BEGIN Material for the task

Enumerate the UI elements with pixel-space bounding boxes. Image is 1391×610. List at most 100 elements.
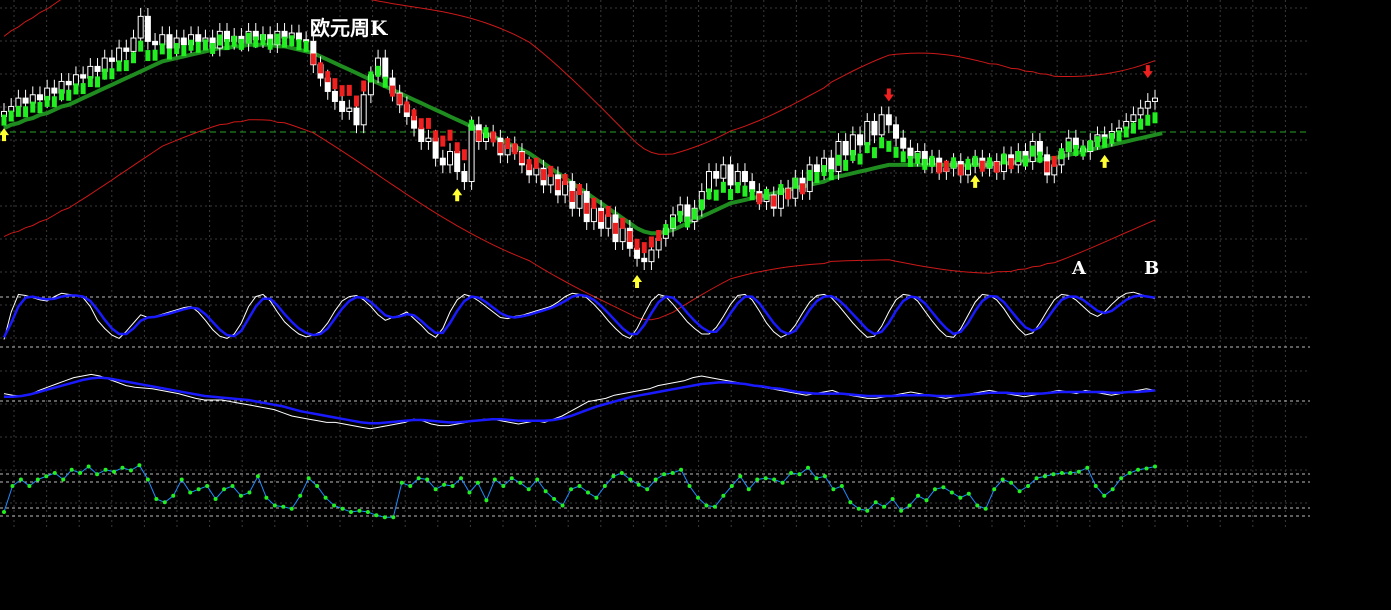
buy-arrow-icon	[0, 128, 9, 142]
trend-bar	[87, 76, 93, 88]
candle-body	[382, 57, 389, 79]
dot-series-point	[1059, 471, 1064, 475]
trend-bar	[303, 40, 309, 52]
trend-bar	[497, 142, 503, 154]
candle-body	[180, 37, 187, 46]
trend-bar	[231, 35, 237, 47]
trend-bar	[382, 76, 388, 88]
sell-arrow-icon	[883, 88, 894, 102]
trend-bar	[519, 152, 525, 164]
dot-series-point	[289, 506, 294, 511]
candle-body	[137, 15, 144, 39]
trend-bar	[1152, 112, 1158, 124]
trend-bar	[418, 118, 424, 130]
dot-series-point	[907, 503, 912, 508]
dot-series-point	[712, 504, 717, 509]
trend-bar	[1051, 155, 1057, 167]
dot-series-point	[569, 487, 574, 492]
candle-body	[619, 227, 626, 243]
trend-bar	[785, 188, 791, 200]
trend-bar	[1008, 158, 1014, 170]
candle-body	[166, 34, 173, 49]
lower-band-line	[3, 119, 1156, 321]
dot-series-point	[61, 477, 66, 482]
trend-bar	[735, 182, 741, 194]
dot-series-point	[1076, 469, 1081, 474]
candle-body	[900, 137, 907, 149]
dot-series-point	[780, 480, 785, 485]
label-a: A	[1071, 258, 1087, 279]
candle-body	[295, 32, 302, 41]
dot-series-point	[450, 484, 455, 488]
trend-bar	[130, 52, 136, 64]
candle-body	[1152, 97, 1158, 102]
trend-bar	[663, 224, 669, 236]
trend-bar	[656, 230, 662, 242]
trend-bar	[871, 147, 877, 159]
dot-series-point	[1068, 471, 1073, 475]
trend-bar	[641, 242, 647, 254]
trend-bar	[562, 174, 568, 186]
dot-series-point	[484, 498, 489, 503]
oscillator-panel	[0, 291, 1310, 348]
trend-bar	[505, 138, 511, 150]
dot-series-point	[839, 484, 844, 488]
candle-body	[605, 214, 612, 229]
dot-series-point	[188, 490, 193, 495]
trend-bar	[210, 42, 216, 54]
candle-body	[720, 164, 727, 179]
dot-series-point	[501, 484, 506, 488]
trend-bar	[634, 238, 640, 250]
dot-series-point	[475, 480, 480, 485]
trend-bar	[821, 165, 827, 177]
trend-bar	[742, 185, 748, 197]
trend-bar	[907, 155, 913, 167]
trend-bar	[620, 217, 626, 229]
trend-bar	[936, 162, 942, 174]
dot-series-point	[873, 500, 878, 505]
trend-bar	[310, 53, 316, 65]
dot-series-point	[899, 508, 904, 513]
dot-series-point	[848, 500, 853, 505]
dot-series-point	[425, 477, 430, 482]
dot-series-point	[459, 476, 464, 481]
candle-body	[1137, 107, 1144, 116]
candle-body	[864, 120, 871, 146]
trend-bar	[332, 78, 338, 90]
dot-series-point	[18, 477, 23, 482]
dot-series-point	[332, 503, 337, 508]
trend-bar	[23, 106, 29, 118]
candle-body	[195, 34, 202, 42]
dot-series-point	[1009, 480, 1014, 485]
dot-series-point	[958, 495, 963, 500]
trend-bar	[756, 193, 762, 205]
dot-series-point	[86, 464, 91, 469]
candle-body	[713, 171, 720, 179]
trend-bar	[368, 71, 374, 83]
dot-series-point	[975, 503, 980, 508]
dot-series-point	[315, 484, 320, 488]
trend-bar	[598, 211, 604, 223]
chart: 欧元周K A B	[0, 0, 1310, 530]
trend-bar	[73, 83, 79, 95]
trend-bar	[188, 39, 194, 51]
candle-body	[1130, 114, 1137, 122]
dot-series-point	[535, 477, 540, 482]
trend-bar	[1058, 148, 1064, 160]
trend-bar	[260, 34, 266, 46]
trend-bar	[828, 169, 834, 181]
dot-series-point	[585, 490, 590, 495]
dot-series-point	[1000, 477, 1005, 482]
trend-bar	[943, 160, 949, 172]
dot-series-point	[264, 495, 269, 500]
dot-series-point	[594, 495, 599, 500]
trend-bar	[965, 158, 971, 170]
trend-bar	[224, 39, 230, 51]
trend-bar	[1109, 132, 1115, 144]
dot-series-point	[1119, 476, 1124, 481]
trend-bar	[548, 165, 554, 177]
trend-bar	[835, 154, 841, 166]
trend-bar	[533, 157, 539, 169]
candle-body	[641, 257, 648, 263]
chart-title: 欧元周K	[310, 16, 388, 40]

END Material for the task
BEGIN Material for the task

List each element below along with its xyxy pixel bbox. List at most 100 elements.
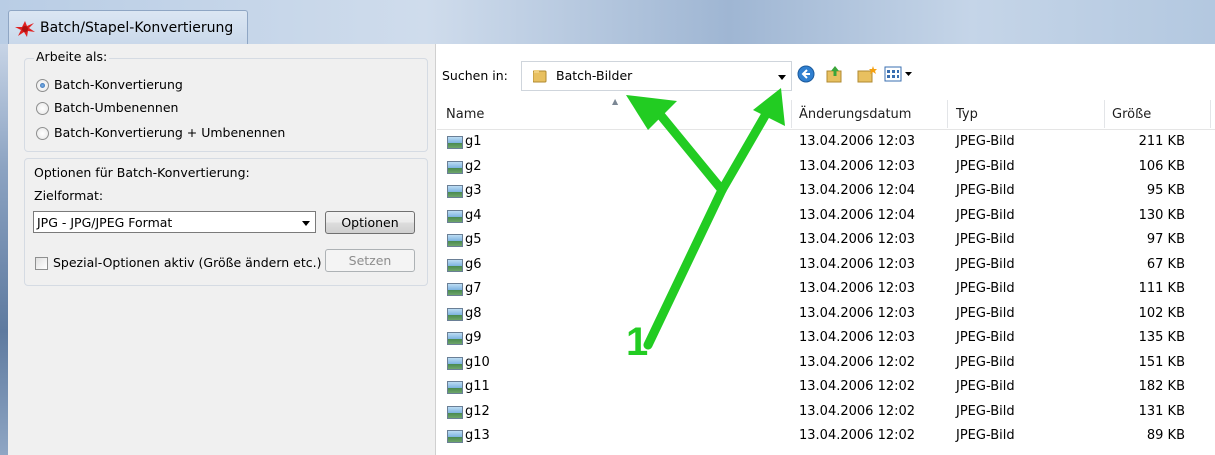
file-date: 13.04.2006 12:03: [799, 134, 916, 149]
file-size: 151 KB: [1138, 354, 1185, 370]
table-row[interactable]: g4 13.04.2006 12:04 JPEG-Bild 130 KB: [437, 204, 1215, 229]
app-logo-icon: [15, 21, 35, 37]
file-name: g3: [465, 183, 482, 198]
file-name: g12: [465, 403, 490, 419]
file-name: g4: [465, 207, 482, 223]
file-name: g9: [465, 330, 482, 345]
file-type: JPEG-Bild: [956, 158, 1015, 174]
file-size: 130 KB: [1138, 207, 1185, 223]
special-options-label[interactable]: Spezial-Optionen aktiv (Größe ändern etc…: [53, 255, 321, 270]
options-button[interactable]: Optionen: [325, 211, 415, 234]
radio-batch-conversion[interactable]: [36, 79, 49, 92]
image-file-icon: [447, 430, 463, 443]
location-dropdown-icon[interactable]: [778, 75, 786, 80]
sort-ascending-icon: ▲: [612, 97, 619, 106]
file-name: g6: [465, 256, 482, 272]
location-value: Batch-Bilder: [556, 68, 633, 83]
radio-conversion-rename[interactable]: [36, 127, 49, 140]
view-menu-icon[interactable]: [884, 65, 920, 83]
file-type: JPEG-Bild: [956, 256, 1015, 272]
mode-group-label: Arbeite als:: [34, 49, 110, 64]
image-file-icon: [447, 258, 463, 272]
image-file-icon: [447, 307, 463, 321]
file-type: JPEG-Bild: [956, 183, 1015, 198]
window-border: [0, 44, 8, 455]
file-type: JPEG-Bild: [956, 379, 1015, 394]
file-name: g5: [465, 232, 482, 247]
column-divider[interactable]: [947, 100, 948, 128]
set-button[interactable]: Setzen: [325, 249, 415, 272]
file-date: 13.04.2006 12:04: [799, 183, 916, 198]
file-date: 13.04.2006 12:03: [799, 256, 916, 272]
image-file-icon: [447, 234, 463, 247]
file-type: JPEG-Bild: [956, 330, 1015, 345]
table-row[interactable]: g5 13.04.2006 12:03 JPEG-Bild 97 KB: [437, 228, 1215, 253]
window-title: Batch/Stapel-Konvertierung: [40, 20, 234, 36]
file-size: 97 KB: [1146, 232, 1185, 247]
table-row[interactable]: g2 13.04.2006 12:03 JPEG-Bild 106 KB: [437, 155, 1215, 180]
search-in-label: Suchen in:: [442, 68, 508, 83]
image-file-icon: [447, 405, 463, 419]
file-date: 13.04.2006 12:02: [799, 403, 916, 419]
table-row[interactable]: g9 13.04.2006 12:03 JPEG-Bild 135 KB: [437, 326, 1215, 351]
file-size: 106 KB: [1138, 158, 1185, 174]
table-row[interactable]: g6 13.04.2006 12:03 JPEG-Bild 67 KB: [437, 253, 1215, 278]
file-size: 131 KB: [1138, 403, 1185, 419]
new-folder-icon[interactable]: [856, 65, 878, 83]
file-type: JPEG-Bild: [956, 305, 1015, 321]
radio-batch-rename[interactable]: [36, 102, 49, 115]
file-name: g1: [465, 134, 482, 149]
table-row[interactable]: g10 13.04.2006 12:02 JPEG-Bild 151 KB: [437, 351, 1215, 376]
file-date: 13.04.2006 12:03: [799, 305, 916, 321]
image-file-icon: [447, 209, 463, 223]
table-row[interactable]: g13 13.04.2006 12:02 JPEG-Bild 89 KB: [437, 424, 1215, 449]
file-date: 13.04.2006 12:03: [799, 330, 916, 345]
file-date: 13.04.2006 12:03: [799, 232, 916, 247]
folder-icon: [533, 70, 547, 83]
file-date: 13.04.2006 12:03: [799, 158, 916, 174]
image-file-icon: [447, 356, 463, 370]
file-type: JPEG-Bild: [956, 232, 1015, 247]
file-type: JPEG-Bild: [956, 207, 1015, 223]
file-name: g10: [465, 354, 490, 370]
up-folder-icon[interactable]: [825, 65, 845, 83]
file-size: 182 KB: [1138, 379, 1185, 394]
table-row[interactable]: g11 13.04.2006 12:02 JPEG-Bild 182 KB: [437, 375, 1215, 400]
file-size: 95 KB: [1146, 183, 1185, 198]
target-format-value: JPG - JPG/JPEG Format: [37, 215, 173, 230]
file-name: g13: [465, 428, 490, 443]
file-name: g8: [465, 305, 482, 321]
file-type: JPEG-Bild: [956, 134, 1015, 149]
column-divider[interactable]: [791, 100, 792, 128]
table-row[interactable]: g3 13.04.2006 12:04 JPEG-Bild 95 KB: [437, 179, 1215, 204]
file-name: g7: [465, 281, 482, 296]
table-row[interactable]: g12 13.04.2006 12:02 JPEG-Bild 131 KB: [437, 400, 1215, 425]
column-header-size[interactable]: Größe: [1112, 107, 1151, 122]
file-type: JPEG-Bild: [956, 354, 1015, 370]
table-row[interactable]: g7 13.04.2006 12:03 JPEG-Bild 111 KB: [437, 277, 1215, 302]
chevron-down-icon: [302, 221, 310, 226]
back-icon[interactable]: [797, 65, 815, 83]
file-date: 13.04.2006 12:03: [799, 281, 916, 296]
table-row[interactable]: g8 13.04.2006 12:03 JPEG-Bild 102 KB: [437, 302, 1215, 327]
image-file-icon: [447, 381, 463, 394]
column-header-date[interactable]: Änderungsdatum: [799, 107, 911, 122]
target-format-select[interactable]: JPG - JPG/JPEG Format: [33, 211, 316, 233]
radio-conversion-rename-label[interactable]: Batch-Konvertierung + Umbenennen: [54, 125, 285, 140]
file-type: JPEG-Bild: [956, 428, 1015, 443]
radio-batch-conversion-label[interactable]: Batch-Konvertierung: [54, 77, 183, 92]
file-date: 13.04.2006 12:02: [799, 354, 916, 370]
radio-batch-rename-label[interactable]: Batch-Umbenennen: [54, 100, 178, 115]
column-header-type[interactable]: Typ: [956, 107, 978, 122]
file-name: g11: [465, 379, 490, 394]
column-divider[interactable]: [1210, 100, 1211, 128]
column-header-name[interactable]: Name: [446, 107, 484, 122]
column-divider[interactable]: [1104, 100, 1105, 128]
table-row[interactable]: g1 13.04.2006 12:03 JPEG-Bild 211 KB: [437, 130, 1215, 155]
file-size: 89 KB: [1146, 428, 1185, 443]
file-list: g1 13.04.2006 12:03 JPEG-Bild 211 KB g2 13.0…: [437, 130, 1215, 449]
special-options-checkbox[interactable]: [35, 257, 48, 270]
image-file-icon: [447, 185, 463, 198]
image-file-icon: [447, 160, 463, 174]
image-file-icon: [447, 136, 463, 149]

END Material for the task

Directions for this task:
Reproduce the listing lines word for word, from the line containing "file-date: 13.04.2006 12:03: [799, 134, 916, 149]" through the line containing "file-size: 130 KB: [1138, 207, 1185, 223]", including both of those lines and nothing else.

Solved problem:
file-date: 13.04.2006 12:03: [799, 134, 916, 149]
file-size: 151 KB: [1138, 354, 1185, 370]
table-row[interactable]: g4 13.04.2006 12:04 JPEG-Bild 130 KB: [437, 204, 1215, 229]
app-logo-icon: [15, 21, 35, 37]
file-name: g3: [465, 183, 482, 198]
file-name: g12: [465, 403, 490, 419]
file-name: g4: [465, 207, 482, 223]
file-name: g9: [465, 330, 482, 345]
file-type: JPEG-Bild: [956, 158, 1015, 174]
file-size: 130 KB: [1138, 207, 1185, 223]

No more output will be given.